- Record set
####

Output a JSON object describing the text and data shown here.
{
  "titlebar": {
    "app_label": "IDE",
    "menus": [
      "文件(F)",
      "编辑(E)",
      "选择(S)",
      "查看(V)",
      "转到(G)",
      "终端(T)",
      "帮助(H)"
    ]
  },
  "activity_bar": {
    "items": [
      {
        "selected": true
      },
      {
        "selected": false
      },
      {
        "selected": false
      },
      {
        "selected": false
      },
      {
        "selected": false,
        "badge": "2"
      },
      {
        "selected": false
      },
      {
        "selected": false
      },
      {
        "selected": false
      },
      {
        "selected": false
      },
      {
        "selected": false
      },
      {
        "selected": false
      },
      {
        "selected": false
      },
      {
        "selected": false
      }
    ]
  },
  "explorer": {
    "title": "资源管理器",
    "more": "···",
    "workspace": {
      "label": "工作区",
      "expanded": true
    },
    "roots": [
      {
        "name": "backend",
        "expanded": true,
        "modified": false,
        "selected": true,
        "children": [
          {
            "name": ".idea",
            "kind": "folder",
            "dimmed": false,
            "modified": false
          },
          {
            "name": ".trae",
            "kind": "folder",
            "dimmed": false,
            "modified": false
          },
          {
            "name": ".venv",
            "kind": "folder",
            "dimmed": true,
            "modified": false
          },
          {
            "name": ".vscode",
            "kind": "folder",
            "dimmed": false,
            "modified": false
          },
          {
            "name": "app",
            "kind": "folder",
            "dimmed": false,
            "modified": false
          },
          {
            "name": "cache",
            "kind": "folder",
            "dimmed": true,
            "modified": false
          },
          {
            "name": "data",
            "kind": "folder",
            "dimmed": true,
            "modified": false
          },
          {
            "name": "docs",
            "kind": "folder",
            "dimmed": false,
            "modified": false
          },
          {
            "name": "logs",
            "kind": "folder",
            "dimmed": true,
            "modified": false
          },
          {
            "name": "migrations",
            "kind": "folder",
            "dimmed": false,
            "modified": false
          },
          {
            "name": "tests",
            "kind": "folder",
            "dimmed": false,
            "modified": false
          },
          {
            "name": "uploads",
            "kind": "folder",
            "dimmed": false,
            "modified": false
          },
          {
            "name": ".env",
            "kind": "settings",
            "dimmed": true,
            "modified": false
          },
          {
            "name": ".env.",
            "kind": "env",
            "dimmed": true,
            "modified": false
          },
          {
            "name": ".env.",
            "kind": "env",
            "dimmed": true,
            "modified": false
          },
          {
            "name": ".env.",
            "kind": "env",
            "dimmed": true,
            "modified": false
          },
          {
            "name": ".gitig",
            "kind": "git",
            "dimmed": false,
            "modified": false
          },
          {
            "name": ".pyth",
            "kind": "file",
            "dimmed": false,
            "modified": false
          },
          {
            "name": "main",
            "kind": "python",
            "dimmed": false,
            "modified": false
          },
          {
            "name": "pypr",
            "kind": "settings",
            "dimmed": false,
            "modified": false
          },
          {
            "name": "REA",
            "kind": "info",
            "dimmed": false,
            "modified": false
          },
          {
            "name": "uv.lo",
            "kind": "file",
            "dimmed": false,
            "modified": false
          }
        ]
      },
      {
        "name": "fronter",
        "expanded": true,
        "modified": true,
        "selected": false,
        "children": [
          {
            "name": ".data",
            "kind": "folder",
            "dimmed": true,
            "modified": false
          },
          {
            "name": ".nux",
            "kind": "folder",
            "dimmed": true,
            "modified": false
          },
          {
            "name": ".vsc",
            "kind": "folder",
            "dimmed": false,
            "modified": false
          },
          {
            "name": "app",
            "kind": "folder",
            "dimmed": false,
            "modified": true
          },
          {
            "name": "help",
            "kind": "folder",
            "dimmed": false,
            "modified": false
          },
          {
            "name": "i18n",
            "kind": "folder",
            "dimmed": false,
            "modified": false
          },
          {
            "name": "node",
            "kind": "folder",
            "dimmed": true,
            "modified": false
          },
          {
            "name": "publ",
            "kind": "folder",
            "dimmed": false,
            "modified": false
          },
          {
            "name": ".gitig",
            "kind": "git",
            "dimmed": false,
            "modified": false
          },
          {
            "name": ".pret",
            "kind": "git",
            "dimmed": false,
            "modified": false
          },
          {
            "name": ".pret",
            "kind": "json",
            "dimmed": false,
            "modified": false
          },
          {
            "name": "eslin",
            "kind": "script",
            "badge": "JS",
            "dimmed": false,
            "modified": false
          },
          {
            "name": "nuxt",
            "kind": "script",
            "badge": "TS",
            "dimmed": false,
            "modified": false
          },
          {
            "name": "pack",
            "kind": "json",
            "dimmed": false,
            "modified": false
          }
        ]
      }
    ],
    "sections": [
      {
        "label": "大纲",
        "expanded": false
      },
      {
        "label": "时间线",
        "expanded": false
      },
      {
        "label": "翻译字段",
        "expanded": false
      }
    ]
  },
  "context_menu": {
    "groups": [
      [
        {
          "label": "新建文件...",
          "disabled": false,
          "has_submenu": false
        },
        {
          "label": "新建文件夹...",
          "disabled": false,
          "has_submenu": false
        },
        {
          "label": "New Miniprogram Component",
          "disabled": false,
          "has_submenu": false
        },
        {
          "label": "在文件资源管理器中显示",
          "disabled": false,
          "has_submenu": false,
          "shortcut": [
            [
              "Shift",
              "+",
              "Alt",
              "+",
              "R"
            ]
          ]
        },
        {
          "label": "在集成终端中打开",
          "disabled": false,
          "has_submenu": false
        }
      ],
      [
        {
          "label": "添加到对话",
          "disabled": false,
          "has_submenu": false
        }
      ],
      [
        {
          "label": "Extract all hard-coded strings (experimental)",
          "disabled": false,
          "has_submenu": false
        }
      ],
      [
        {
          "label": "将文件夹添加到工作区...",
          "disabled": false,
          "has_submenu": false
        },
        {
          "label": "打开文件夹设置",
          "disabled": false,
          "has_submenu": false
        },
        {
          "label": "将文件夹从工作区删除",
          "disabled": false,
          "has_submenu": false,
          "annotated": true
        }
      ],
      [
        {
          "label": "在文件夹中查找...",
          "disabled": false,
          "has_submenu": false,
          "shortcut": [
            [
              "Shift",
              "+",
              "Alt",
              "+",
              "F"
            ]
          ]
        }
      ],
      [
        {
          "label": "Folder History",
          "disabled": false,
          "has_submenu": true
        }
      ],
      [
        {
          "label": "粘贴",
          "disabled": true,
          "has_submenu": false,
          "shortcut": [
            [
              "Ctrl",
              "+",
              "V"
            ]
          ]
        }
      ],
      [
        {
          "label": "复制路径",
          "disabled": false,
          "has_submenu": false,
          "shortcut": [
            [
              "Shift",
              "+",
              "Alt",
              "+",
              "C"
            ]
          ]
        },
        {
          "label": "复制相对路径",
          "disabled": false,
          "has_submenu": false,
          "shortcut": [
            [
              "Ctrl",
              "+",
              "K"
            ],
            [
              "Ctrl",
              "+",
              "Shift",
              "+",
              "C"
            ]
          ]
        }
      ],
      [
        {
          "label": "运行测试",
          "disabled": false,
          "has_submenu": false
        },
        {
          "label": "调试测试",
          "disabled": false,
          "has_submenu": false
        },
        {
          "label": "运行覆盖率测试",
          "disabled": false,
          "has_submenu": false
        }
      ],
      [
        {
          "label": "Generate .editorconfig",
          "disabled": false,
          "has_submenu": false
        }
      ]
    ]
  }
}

####

- What to do
Copy all data exactly, start to finish.

- Completed exercise
Output a JSON object describing the text and data shown here.
{
  "titlebar": {
    "app_label": "IDE",
    "menus": [
      "文件(F)",
      "编辑(E)",
      "选择(S)",
      "查看(V)",
      "转到(G)",
      "终端(T)",
      "帮助(H)"
    ]
  },
  "activity_bar": {
    "items": [
      {
        "selected": true
      },
      {
        "selected": false
      },
      {
        "selected": false
      },
      {
        "selected": false
      },
      {
        "selected": false,
        "badge": "2"
      },
      {
        "selected": false
      },
      {
        "selected": false
      },
      {
        "selected": false
      },
      {
        "selected": false
      },
      {
        "selected": false
      },
      {
        "selected": false
      },
      {
        "selected": false
      },
      {
        "selected": false
      }
    ]
  },
  "explorer": {
    "title": "资源管理器",
    "more": "···",
    "workspace": {
      "label": "工作区",
      "expanded": true
    },
    "roots": [
      {
        "name": "backend",
        "expanded": true,
        "modified": false,
        "selected": true,
        "children": [
          {
            "name": ".idea",
            "kind": "folder",
            "dimmed": false,
            "modified": false
          },
          {
            "name": ".trae",
            "kind": "folder",
            "dimmed": false,
            "modified": false
          },
          {
            "name": ".venv",
            "kind": "folder",
            "dimmed": true,
            "modified": false
          },
          {
            "name": ".vscode",
            "kind": "folder",
            "dimmed": false,
            "modified": false
          },
          {
            "name": "app",
            "kind": "folder",
            "dimmed": false,
            "modified": false
          },
          {
            "name": "cache",
            "kind": "folder",
            "dimmed": true,
            "modified": false
          },
          {
            "name": "data",
            "kind": "folder",
            "dimmed": true,
            "modified": false
          },
          {
            "name": "docs",
            "kind": "folder",
            "dimmed": false,
            "modified": false
          },
          {
            "name": "logs",
            "kind": "folder",
            "dimmed": true,
            "modified": false
          },
          {
            "name": "migrations",
            "kind": "folder",
            "dimmed": false,
            "modified": false
          },
          {
            "name": "tests",
            "kind": "folder",
            "dimmed": false,
            "modified": false
          },
          {
            "name": "uploads",
            "kind": "folder",
            "dimmed": false,
            "modified": false
          },
          {
            "name": ".env",
            "kind": "settings",
            "dimmed": true,
            "modified": false
          },
          {
            "name": ".env.",
            "kind": "env",
            "dimmed": true,
            "modified": false
          },
          {
            "name": ".env.",
            "kind": "env",
            "dimmed": true,
            "modified": false
          },
          {
            "name": ".env.",
            "kind": "env",
            "dimmed": true,
            "modified": false
          },
          {
            "name": ".gitig",
            "kind": "git",
            "dimmed": false,
            "modified": false
          },
          {
            "name": ".pyth",
            "kind": "file",
            "dimmed": false,
            "modified": false
          },
          {
            "name": "main",
            "kind": "python",
            "dimmed": false,
            "modified": false
          },
          {
            "name": "pypr",
            "kind": "settings",
            "dimmed": false,
            "modified": false
          },
          {
            "name": "REA",
            "kind": "info",
            "dimmed": false,
            "modified": false
          },
          {
            "name": "uv.lo",
            "kind": "file",
            "dimmed": false,
            "modified": false
          }
        ]
      },
      {
        "name": "fronter",
        "expanded": true,
        "modified": true,
        "selected": false,
        "children": [
          {
            "name": ".data",
            "kind": "folder",
            "dimmed": true,
            "modified": false
          },
          {
            "name": ".nux",
            "kind": "folder",
            "dimmed": true,
            "modified": false
          },
          {
            "name": ".vsc",
            "kind": "folder",
            "dimmed": false,
            "modified": false
          },
          {
            "name": "app",
            "kind": "folder",
            "dimmed": false,
            "modified": true
          },
          {
            "name": "help",
            "kind": "folder",
            "dimmed": false,
            "modified": false
          },
          {
            "name": "i18n",
            "kind": "folder",
            "dimmed": false,
            "modified": false
          },
          {
            "name": "node",
            "kind": "folder",
            "dimmed": true,
            "modified": false
          },
          {
            "name": "publ",
            "kind": "folder",
            "dimmed": false,
            "modified": false
          },
          {
            "name": ".gitig",
            "kind": "git",
            "dimmed": false,
            "modified": false
          },
          {
            "name": ".pret",
            "kind": "git",
            "dimmed": false,
            "modified": false
          },
          {
            "name": ".pret",
            "kind": "json",
            "dimmed": false,
            "modified": false
          },
          {
            "name": "eslin",
            "kind": "script",
            "badge": "JS",
            "dimmed": false,
            "modified": false
          },
          {
            "name": "nuxt",
            "kind": "script",
            "badge": "TS",
            "dimmed": false,
            "modified": false
          },
          {
            "name": "pack",
            "kind": "json",
            "dimmed": false,
            "modified": false
          }
        ]
      }
    ],
    "sections": [
      {
        "label": "大纲",
        "expanded": false
      },
      {
        "label": "时间线",
        "expanded": false
      },
      {
        "label": "翻译字段",
        "expanded": false
      }
    ]
  },
  "context_menu": {
    "groups": [
      [
        {
          "label": "新建文件...",
          "disabled": false,
          "has_submenu": false
        },
        {
          "label": "新建文件夹...",
          "disabled": false,
          "has_submenu": false
        },
        {
          "label": "New Miniprogram Component",
          "disabled": false,
          "has_submenu": false
        },
        {
          "label": "在文件资源管理器中显示",
          "disabled": false,
          "has_submenu": false,
          "shortcut": [
            [
              "Shift",
              "+",
              "Alt",
              "+",
              "R"
            ]
          ]
        },
        {
          "label": "在集成终端中打开",
          "disabled": false,
          "has_submenu": false
        }
      ],
      [
        {
          "label": "添加到对话",
          "disabled": false,
          "has_submenu": false
        }
      ],
      [
        {
          "label": "Extract all hard-coded strings (experimental)",
          "disabled": false,
          "has_submenu": false
        }
      ],
      [
        {
          "label": "将文件夹添加到工作区...",
          "disabled": false,
          "has_submenu": false
        },
        {
          "label": "打开文件夹设置",
          "disabled": false,
          "has_submenu": false
        },
        {
          "label": "将文件夹从工作区删除",
          "disabled": false,
          "has_submenu": false,
          "annotated": true
        }
      ],
      [
        {
          "label": "在文件夹中查找...",
          "disabled": false,
          "has_submenu": false,
          "shortcut": [
            [
              "Shift",
              "+",
              "Alt",
              "+",
              "F"
            ]
          ]
        }
      ],
      [
        {
          "label": "Folder History",
          "disabled": false,
          "has_submenu": true
        }
      ],
      [
        {
          "label": "粘贴",
          "disabled": true,
          "has_submenu": false,
          "shortcut": [
            [
              "Ctrl",
              "+",
              "V"
            ]
          ]
        }
      ],
      [
        {
          "label": "复制路径",
          "disabled": false,
          "has_submenu": false,
          "shortcut": [
            [
              "Shift",
              "+",
              "Alt",
              "+",
              "C"
            ]
          ]
        },
        {
          "label": "复制相对路径",
          "disabled": false,
          "has_submenu": false,
          "shortcut": [
            [
              "Ctrl",
              "+",
              "K"
            ],
            [
              "Ctrl",
              "+",
              "Shift",
              "+",
              "C"
            ]
          ]
        }
      ],
      [
        {
          "label": "运行测试",
          "disabled": false,
          "has_submenu": false
        },
        {
          "label": "调试测试",
          "disabled": false,
          "has_submenu": false
        },
        {
          "label": "运行覆盖率测试",
          "disabled": false,
          "has_submenu": false
        }
      ],
      [
        {
          "label": "Generate .editorconfig",
          "disabled": false,
          "has_submenu": false
        }
      ]
    ]
  }
}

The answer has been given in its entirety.